* Start Provided data *
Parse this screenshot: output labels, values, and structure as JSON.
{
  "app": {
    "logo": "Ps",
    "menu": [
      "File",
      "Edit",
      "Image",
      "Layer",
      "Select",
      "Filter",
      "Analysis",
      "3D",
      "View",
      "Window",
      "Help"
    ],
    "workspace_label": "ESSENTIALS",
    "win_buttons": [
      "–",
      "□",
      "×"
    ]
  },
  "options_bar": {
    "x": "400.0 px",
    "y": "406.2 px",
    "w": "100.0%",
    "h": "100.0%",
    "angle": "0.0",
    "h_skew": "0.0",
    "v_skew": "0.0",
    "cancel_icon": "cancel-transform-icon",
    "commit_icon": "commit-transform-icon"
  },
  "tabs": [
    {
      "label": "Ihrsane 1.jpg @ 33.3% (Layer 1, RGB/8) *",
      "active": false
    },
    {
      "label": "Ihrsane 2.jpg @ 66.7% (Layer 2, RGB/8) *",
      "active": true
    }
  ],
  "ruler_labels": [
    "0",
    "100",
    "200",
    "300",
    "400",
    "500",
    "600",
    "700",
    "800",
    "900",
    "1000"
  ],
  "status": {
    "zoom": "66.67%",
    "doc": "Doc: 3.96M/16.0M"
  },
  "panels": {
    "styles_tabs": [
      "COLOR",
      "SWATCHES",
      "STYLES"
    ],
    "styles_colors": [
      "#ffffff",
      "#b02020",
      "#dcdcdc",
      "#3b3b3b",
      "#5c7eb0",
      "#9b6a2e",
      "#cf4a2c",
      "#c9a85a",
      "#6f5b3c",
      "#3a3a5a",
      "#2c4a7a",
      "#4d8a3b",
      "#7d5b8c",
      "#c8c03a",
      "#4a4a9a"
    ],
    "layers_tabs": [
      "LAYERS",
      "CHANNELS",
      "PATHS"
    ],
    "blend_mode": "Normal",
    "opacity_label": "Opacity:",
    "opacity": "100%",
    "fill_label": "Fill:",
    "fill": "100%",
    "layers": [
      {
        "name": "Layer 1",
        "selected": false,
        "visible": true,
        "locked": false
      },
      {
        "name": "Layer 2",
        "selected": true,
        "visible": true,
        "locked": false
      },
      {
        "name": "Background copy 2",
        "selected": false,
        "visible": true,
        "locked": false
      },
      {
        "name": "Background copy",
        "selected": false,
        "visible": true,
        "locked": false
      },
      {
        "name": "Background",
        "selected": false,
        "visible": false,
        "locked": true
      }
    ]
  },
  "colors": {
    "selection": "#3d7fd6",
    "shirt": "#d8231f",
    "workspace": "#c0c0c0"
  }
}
* End Provided data *
What is being asked
Extract the whole listing, character for character.

Problem solution
Parse this screenshot: output labels, values, and structure as JSON.
{
  "app": {
    "logo": "Ps",
    "menu": [
      "File",
      "Edit",
      "Image",
      "Layer",
      "Select",
      "Filter",
      "Analysis",
      "3D",
      "View",
      "Window",
      "Help"
    ],
    "workspace_label": "ESSENTIALS",
    "win_buttons": [
      "–",
      "□",
      "×"
    ]
  },
  "options_bar": {
    "x": "400.0 px",
    "y": "406.2 px",
    "w": "100.0%",
    "h": "100.0%",
    "angle": "0.0",
    "h_skew": "0.0",
    "v_skew": "0.0",
    "cancel_icon": "cancel-transform-icon",
    "commit_icon": "commit-transform-icon"
  },
  "tabs": [
    {
      "label": "Ihrsane 1.jpg @ 33.3% (Layer 1, RGB/8) *",
      "active": false
    },
    {
      "label": "Ihrsane 2.jpg @ 66.7% (Layer 2, RGB/8) *",
      "active": true
    }
  ],
  "ruler_labels": [
    "0",
    "100",
    "200",
    "300",
    "400",
    "500",
    "600",
    "700",
    "800",
    "900",
    "1000"
  ],
  "status": {
    "zoom": "66.67%",
    "doc": "Doc: 3.96M/16.0M"
  },
  "panels": {
    "styles_tabs": [
      "COLOR",
      "SWATCHES",
      "STYLES"
    ],
    "styles_colors": [
      "#ffffff",
      "#b02020",
      "#dcdcdc",
      "#3b3b3b",
      "#5c7eb0",
      "#9b6a2e",
      "#cf4a2c",
      "#c9a85a",
      "#6f5b3c",
      "#3a3a5a",
      "#2c4a7a",
      "#4d8a3b",
      "#7d5b8c",
      "#c8c03a",
      "#4a4a9a"
    ],
    "layers_tabs": [
      "LAYERS",
      "CHANNELS",
      "PATHS"
    ],
    "blend_mode": "Normal",
    "opacity_label": "Opacity:",
    "opacity": "100%",
    "fill_label": "Fill:",
    "fill": "100%",
    "layers": [
      {
        "name": "Layer 1",
        "selected": false,
        "visible": true,
        "locked": false
      },
      {
        "name": "Layer 2",
        "selected": true,
        "visible": true,
        "locked": false
      },
      {
        "name": "Background copy 2",
        "selected": false,
        "visible": true,
        "locked": false
      },
      {
        "name": "Background copy",
        "selected": false,
        "visible": true,
        "locked": false
      },
      {
        "name": "Background",
        "selected": false,
        "visible": false,
        "locked": true
      }
    ]
  },
  "colors": {
    "selection": "#3d7fd6",
    "shirt": "#d8231f",
    "workspace": "#c0c0c0"
  }
}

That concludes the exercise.